Records for the task =
■ ■ ■

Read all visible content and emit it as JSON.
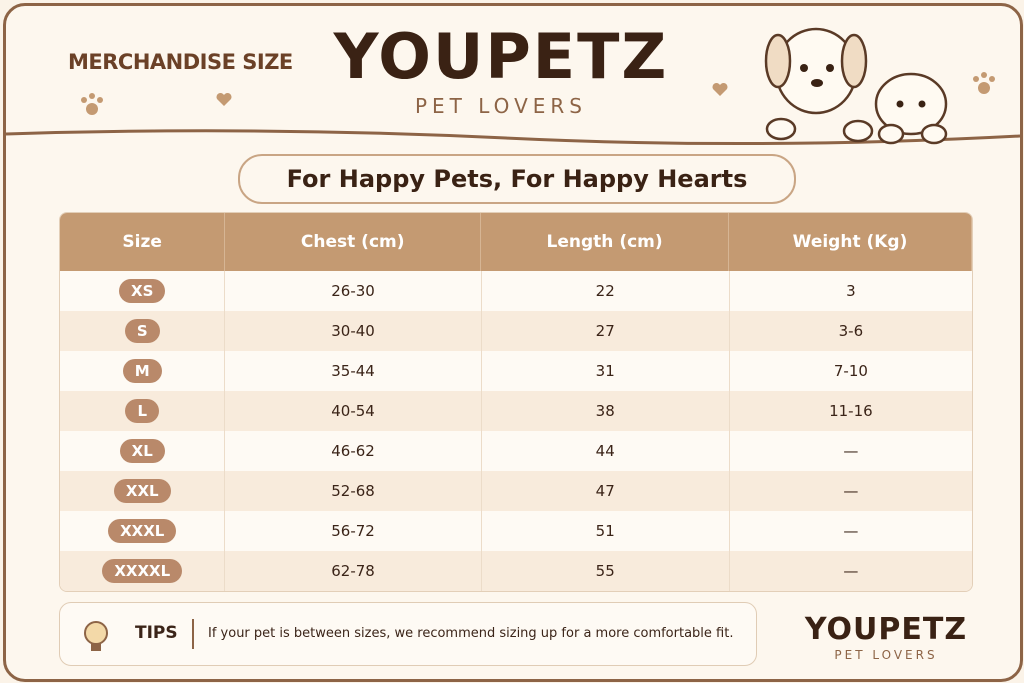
{
  "header": {
    "label": "MERCHANDISE SIZE",
    "brand": "YOUPETZ",
    "tagline": "PET LOVERS"
  },
  "banner": "For Happy Pets, For Happy Hearts",
  "table": {
    "headers": [
      "Size",
      "Chest (cm)",
      "Length (cm)",
      "Weight (Kg)"
    ],
    "rows": [
      [
        "XS",
        "26-30",
        "22",
        "3"
      ],
      [
        "S",
        "30-40",
        "27",
        "3-6"
      ],
      [
        "M",
        "35-44",
        "31",
        "7-10"
      ],
      [
        "L",
        "40-54",
        "38",
        "11-16"
      ],
      [
        "XL",
        "46-62",
        "44",
        "—"
      ],
      [
        "XXL",
        "52-68",
        "47",
        "—"
      ],
      [
        "XXXL",
        "56-72",
        "51",
        "—"
      ],
      [
        "XXXXL",
        "62-78",
        "55",
        "—"
      ]
    ]
  },
  "tips": {
    "label": "TIPS",
    "text": "If your pet is between sizes, we recommend sizing up for a more comfortable fit."
  },
  "footer": {
    "brand": "YOUPETZ",
    "tagline": "PET LOVERS"
  }
}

■ ■ ■

The problem =
Omitting all images, retype each line of the records precisely.

Reply to the exercise =
Read all visible content and emit it as JSON.
{
  "header": {
    "label": "MERCHANDISE SIZE",
    "brand": "YOUPETZ",
    "tagline": "PET LOVERS"
  },
  "banner": "For Happy Pets, For Happy Hearts",
  "table": {
    "headers": [
      "Size",
      "Chest (cm)",
      "Length (cm)",
      "Weight (Kg)"
    ],
    "rows": [
      [
        "XS",
        "26-30",
        "22",
        "3"
      ],
      [
        "S",
        "30-40",
        "27",
        "3-6"
      ],
      [
        "M",
        "35-44",
        "31",
        "7-10"
      ],
      [
        "L",
        "40-54",
        "38",
        "11-16"
      ],
      [
        "XL",
        "46-62",
        "44",
        "—"
      ],
      [
        "XXL",
        "52-68",
        "47",
        "—"
      ],
      [
        "XXXL",
        "56-72",
        "51",
        "—"
      ],
      [
        "XXXXL",
        "62-78",
        "55",
        "—"
      ]
    ]
  },
  "tips": {
    "label": "TIPS",
    "text": "If your pet is between sizes, we recommend sizing up for a more comfortable fit."
  },
  "footer": {
    "brand": "YOUPETZ",
    "tagline": "PET LOVERS"
  }
}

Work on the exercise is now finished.